## DATASET
════════════════════

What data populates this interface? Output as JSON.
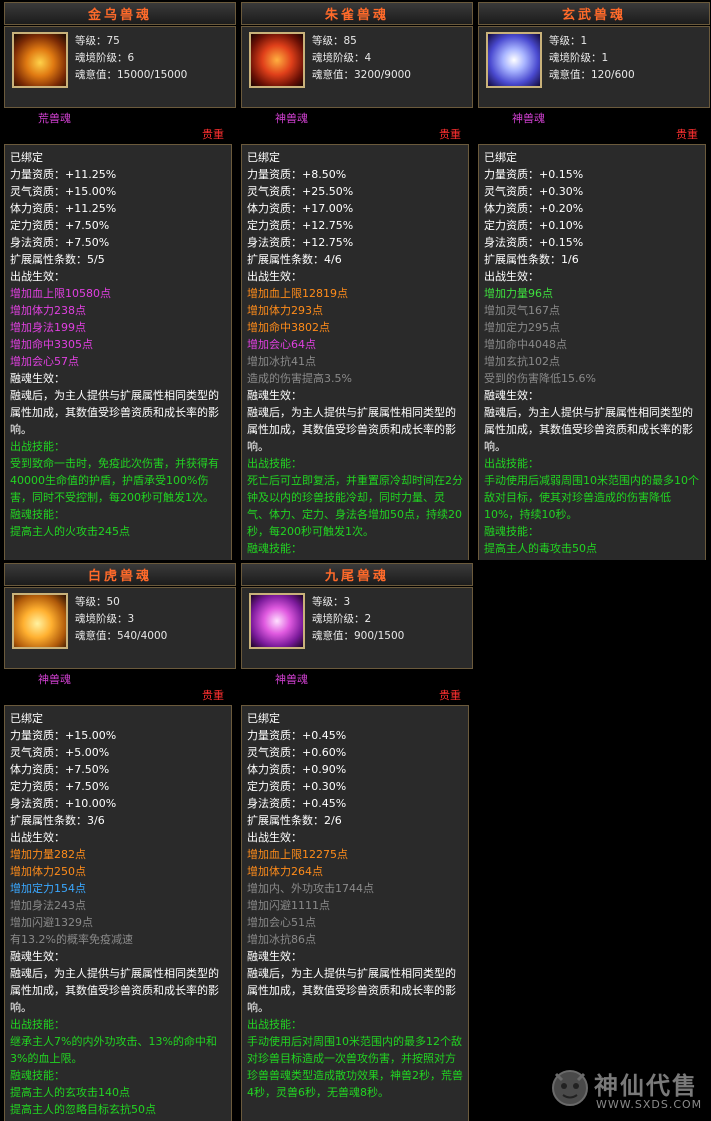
{
  "cards": [
    {
      "title": "金乌兽魂",
      "level": "等级：75",
      "stage": "魂境阶级：6",
      "soul": "魂意值：15000/15000",
      "type": "荒兽魂",
      "rarity": "贵重",
      "bound": "已绑定",
      "attrs": [
        "力量资质：+11.25%",
        "灵气资质：+15.00%",
        "体力资质：+11.25%",
        "定力资质：+7.50%",
        "身法资质：+7.50%"
      ],
      "ext_count": "扩展属性条数：5/5",
      "battle_label": "出战生效：",
      "battle_effects": [
        {
          "text": "增加血上限10580点",
          "color": "purple"
        },
        {
          "text": "增加体力238点",
          "color": "purple"
        },
        {
          "text": "增加身法199点",
          "color": "purple"
        },
        {
          "text": "增加命中3305点",
          "color": "purple"
        },
        {
          "text": "增加会心57点",
          "color": "purple"
        }
      ],
      "fuse_label": "融魂生效：",
      "fuse_desc": "融魂后，为主人提供与扩展属性相同类型的属性加成，其数值受珍兽资质和成长率的影响。",
      "skill_label": "出战技能：",
      "skill_desc": "受到致命一击时，免疫此次伤害，并获得有40000生命值的护盾，护盾承受100%伤害，同时不受控制，每200秒可触发1次。",
      "fuse_skill_label": "融魂技能：",
      "fuse_skill_desc": "提高主人的火攻击245点"
    },
    {
      "title": "朱雀兽魂",
      "level": "等级：85",
      "stage": "魂境阶级：4",
      "soul": "魂意值：3200/9000",
      "type": "神兽魂",
      "rarity": "贵重",
      "bound": "已绑定",
      "attrs": [
        "力量资质：+8.50%",
        "灵气资质：+25.50%",
        "体力资质：+17.00%",
        "定力资质：+12.75%",
        "身法资质：+12.75%"
      ],
      "ext_count": "扩展属性条数：4/6",
      "battle_label": "出战生效：",
      "battle_effects": [
        {
          "text": "增加血上限12819点",
          "color": "orange"
        },
        {
          "text": "增加体力293点",
          "color": "orange"
        },
        {
          "text": "增加命中3802点",
          "color": "orange"
        },
        {
          "text": "增加会心64点",
          "color": "purple"
        },
        {
          "text": "增加冰抗41点",
          "color": "gray"
        },
        {
          "text": "造成的伤害提高3.5%",
          "color": "gray"
        }
      ],
      "fuse_label": "融魂生效：",
      "fuse_desc": "融魂后，为主人提供与扩展属性相同类型的属性加成，其数值受珍兽资质和成长率的影响。",
      "skill_label": "出战技能：",
      "skill_desc": "死亡后可立即复活，并重置原冷却时间在2分钟及以内的珍兽技能冷却，同时力量、灵气、体力、定力、身法各增加50点，持续20秒，每200秒可触发1次。",
      "fuse_skill_label": "融魂技能：",
      "fuse_skill_desc": ""
    },
    {
      "title": "玄武兽魂",
      "level": "等级：1",
      "stage": "魂境阶级：1",
      "soul": "魂意值：120/600",
      "type": "神兽魂",
      "rarity": "贵重",
      "bound": "已绑定",
      "attrs": [
        "力量资质：+0.15%",
        "灵气资质：+0.30%",
        "体力资质：+0.20%",
        "定力资质：+0.10%",
        "身法资质：+0.15%"
      ],
      "ext_count": "扩展属性条数：1/6",
      "battle_label": "出战生效：",
      "battle_effects": [
        {
          "text": "增加力量96点",
          "color": "bgreen"
        },
        {
          "text": "增加灵气167点",
          "color": "gray"
        },
        {
          "text": "增加定力295点",
          "color": "gray"
        },
        {
          "text": "增加命中4048点",
          "color": "gray"
        },
        {
          "text": "增加玄抗102点",
          "color": "gray"
        },
        {
          "text": "受到的伤害降低15.6%",
          "color": "gray"
        }
      ],
      "fuse_label": "融魂生效：",
      "fuse_desc": "融魂后，为主人提供与扩展属性相同类型的属性加成，其数值受珍兽资质和成长率的影响。",
      "skill_label": "出战技能：",
      "skill_desc": "手动使用后减弱周围10米范围内的最多10个敌对目标，使其对珍兽造成的伤害降低10%，持续10秒。",
      "fuse_skill_label": "融魂技能：",
      "fuse_skill_desc": "提高主人的毒攻击50点"
    },
    {
      "title": "白虎兽魂",
      "level": "等级：50",
      "stage": "魂境阶级：3",
      "soul": "魂意值：540/4000",
      "type": "神兽魂",
      "rarity": "贵重",
      "bound": "已绑定",
      "attrs": [
        "力量资质：+15.00%",
        "灵气资质：+5.00%",
        "体力资质：+7.50%",
        "定力资质：+7.50%",
        "身法资质：+10.00%"
      ],
      "ext_count": "扩展属性条数：3/6",
      "battle_label": "出战生效：",
      "battle_effects": [
        {
          "text": "增加力量282点",
          "color": "orange"
        },
        {
          "text": "增加体力250点",
          "color": "orange"
        },
        {
          "text": "增加定力154点",
          "color": "blue"
        },
        {
          "text": "增加身法243点",
          "color": "gray"
        },
        {
          "text": "增加闪避1329点",
          "color": "gray"
        },
        {
          "text": "有13.2%的概率免疫减速",
          "color": "gray"
        }
      ],
      "fuse_label": "融魂生效：",
      "fuse_desc": "融魂后，为主人提供与扩展属性相同类型的属性加成，其数值受珍兽资质和成长率的影响。",
      "skill_label": "出战技能：",
      "skill_desc": "继承主人7%的内外功攻击、13%的命中和3%的血上限。",
      "fuse_skill_label": "融魂技能：",
      "fuse_skill_desc": "提高主人的玄攻击140点",
      "fuse_skill_desc2": "提高主人的忽略目标玄抗50点"
    },
    {
      "title": "九尾兽魂",
      "level": "等级：3",
      "stage": "魂境阶级：2",
      "soul": "魂意值：900/1500",
      "type": "神兽魂",
      "rarity": "贵重",
      "bound": "已绑定",
      "attrs": [
        "力量资质：+0.45%",
        "灵气资质：+0.60%",
        "体力资质：+0.90%",
        "定力资质：+0.30%",
        "身法资质：+0.45%"
      ],
      "ext_count": "扩展属性条数：2/6",
      "battle_label": "出战生效：",
      "battle_effects": [
        {
          "text": "增加血上限12275点",
          "color": "orange"
        },
        {
          "text": "增加体力264点",
          "color": "orange"
        },
        {
          "text": "增加内、外功攻击1744点",
          "color": "gray"
        },
        {
          "text": "增加闪避1111点",
          "color": "gray"
        },
        {
          "text": "增加会心51点",
          "color": "gray"
        },
        {
          "text": "增加冰抗86点",
          "color": "gray"
        }
      ],
      "fuse_label": "融魂生效：",
      "fuse_desc": "融魂后，为主人提供与扩展属性相同类型的属性加成，其数值受珍兽资质和成长率的影响。",
      "skill_label": "出战技能：",
      "skill_desc": "手动使用后对周围10米范围内的最多12个敌对珍兽目标造成一次兽攻伤害，并按照对方珍兽兽魂类型造成散功效果，神兽2秒，荒兽4秒，灵兽6秒，无兽魂8秒。",
      "fuse_skill_label": "",
      "fuse_skill_desc": ""
    }
  ],
  "watermark": {
    "name": "神仙代售",
    "url": "WWW.SXDS.COM"
  },
  "colors": {
    "title": "#ff6a2a",
    "rarity": "#ff3030",
    "green": "#22d422",
    "orange": "#ff8c1a",
    "purple": "#e040e0",
    "blue": "#3aa8ff",
    "gray": "#8a8a8a"
  }
}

════════════════════

## INSTRUCTIONS FOR THE TASK
Leave the pictures out and reproduce each record exactly as written.

## FINISHED TASK
What data populates this interface? Output as JSON.
{
  "cards": [
    {
      "title": "金乌兽魂",
      "level": "等级：75",
      "stage": "魂境阶级：6",
      "soul": "魂意值：15000/15000",
      "type": "荒兽魂",
      "rarity": "贵重",
      "bound": "已绑定",
      "attrs": [
        "力量资质：+11.25%",
        "灵气资质：+15.00%",
        "体力资质：+11.25%",
        "定力资质：+7.50%",
        "身法资质：+7.50%"
      ],
      "ext_count": "扩展属性条数：5/5",
      "battle_label": "出战生效：",
      "battle_effects": [
        {
          "text": "增加血上限10580点",
          "color": "purple"
        },
        {
          "text": "增加体力238点",
          "color": "purple"
        },
        {
          "text": "增加身法199点",
          "color": "purple"
        },
        {
          "text": "增加命中3305点",
          "color": "purple"
        },
        {
          "text": "增加会心57点",
          "color": "purple"
        }
      ],
      "fuse_label": "融魂生效：",
      "fuse_desc": "融魂后，为主人提供与扩展属性相同类型的属性加成，其数值受珍兽资质和成长率的影响。",
      "skill_label": "出战技能：",
      "skill_desc": "受到致命一击时，免疫此次伤害，并获得有40000生命值的护盾，护盾承受100%伤害，同时不受控制，每200秒可触发1次。",
      "fuse_skill_label": "融魂技能：",
      "fuse_skill_desc": "提高主人的火攻击245点"
    },
    {
      "title": "朱雀兽魂",
      "level": "等级：85",
      "stage": "魂境阶级：4",
      "soul": "魂意值：3200/9000",
      "type": "神兽魂",
      "rarity": "贵重",
      "bound": "已绑定",
      "attrs": [
        "力量资质：+8.50%",
        "灵气资质：+25.50%",
        "体力资质：+17.00%",
        "定力资质：+12.75%",
        "身法资质：+12.75%"
      ],
      "ext_count": "扩展属性条数：4/6",
      "battle_label": "出战生效：",
      "battle_effects": [
        {
          "text": "增加血上限12819点",
          "color": "orange"
        },
        {
          "text": "增加体力293点",
          "color": "orange"
        },
        {
          "text": "增加命中3802点",
          "color": "orange"
        },
        {
          "text": "增加会心64点",
          "color": "purple"
        },
        {
          "text": "增加冰抗41点",
          "color": "gray"
        },
        {
          "text": "造成的伤害提高3.5%",
          "color": "gray"
        }
      ],
      "fuse_label": "融魂生效：",
      "fuse_desc": "融魂后，为主人提供与扩展属性相同类型的属性加成，其数值受珍兽资质和成长率的影响。",
      "skill_label": "出战技能：",
      "skill_desc": "死亡后可立即复活，并重置原冷却时间在2分钟及以内的珍兽技能冷却，同时力量、灵气、体力、定力、身法各增加50点，持续20秒，每200秒可触发1次。",
      "fuse_skill_label": "融魂技能：",
      "fuse_skill_desc": ""
    },
    {
      "title": "玄武兽魂",
      "level": "等级：1",
      "stage": "魂境阶级：1",
      "soul": "魂意值：120/600",
      "type": "神兽魂",
      "rarity": "贵重",
      "bound": "已绑定",
      "attrs": [
        "力量资质：+0.15%",
        "灵气资质：+0.30%",
        "体力资质：+0.20%",
        "定力资质：+0.10%",
        "身法资质：+0.15%"
      ],
      "ext_count": "扩展属性条数：1/6",
      "battle_label": "出战生效：",
      "battle_effects": [
        {
          "text": "增加力量96点",
          "color": "bgreen"
        },
        {
          "text": "增加灵气167点",
          "color": "gray"
        },
        {
          "text": "增加定力295点",
          "color": "gray"
        },
        {
          "text": "增加命中4048点",
          "color": "gray"
        },
        {
          "text": "增加玄抗102点",
          "color": "gray"
        },
        {
          "text": "受到的伤害降低15.6%",
          "color": "gray"
        }
      ],
      "fuse_label": "融魂生效：",
      "fuse_desc": "融魂后，为主人提供与扩展属性相同类型的属性加成，其数值受珍兽资质和成长率的影响。",
      "skill_label": "出战技能：",
      "skill_desc": "手动使用后减弱周围10米范围内的最多10个敌对目标，使其对珍兽造成的伤害降低10%，持续10秒。",
      "fuse_skill_label": "融魂技能：",
      "fuse_skill_desc": "提高主人的毒攻击50点"
    },
    {
      "title": "白虎兽魂",
      "level": "等级：50",
      "stage": "魂境阶级：3",
      "soul": "魂意值：540/4000",
      "type": "神兽魂",
      "rarity": "贵重",
      "bound": "已绑定",
      "attrs": [
        "力量资质：+15.00%",
        "灵气资质：+5.00%",
        "体力资质：+7.50%",
        "定力资质：+7.50%",
        "身法资质：+10.00%"
      ],
      "ext_count": "扩展属性条数：3/6",
      "battle_label": "出战生效：",
      "battle_effects": [
        {
          "text": "增加力量282点",
          "color": "orange"
        },
        {
          "text": "增加体力250点",
          "color": "orange"
        },
        {
          "text": "增加定力154点",
          "color": "blue"
        },
        {
          "text": "增加身法243点",
          "color": "gray"
        },
        {
          "text": "增加闪避1329点",
          "color": "gray"
        },
        {
          "text": "有13.2%的概率免疫减速",
          "color": "gray"
        }
      ],
      "fuse_label": "融魂生效：",
      "fuse_desc": "融魂后，为主人提供与扩展属性相同类型的属性加成，其数值受珍兽资质和成长率的影响。",
      "skill_label": "出战技能：",
      "skill_desc": "继承主人7%的内外功攻击、13%的命中和3%的血上限。",
      "fuse_skill_label": "融魂技能：",
      "fuse_skill_desc": "提高主人的玄攻击140点",
      "fuse_skill_desc2": "提高主人的忽略目标玄抗50点"
    },
    {
      "title": "九尾兽魂",
      "level": "等级：3",
      "stage": "魂境阶级：2",
      "soul": "魂意值：900/1500",
      "type": "神兽魂",
      "rarity": "贵重",
      "bound": "已绑定",
      "attrs": [
        "力量资质：+0.45%",
        "灵气资质：+0.60%",
        "体力资质：+0.90%",
        "定力资质：+0.30%",
        "身法资质：+0.45%"
      ],
      "ext_count": "扩展属性条数：2/6",
      "battle_label": "出战生效：",
      "battle_effects": [
        {
          "text": "增加血上限12275点",
          "color": "orange"
        },
        {
          "text": "增加体力264点",
          "color": "orange"
        },
        {
          "text": "增加内、外功攻击1744点",
          "color": "gray"
        },
        {
          "text": "增加闪避1111点",
          "color": "gray"
        },
        {
          "text": "增加会心51点",
          "color": "gray"
        },
        {
          "text": "增加冰抗86点",
          "color": "gray"
        }
      ],
      "fuse_label": "融魂生效：",
      "fuse_desc": "融魂后，为主人提供与扩展属性相同类型的属性加成，其数值受珍兽资质和成长率的影响。",
      "skill_label": "出战技能：",
      "skill_desc": "手动使用后对周围10米范围内的最多12个敌对珍兽目标造成一次兽攻伤害，并按照对方珍兽兽魂类型造成散功效果，神兽2秒，荒兽4秒，灵兽6秒，无兽魂8秒。",
      "fuse_skill_label": "",
      "fuse_skill_desc": ""
    }
  ],
  "watermark": {
    "name": "神仙代售",
    "url": "WWW.SXDS.COM"
  },
  "colors": {
    "title": "#ff6a2a",
    "rarity": "#ff3030",
    "green": "#22d422",
    "orange": "#ff8c1a",
    "purple": "#e040e0",
    "blue": "#3aa8ff",
    "gray": "#8a8a8a"
  }
}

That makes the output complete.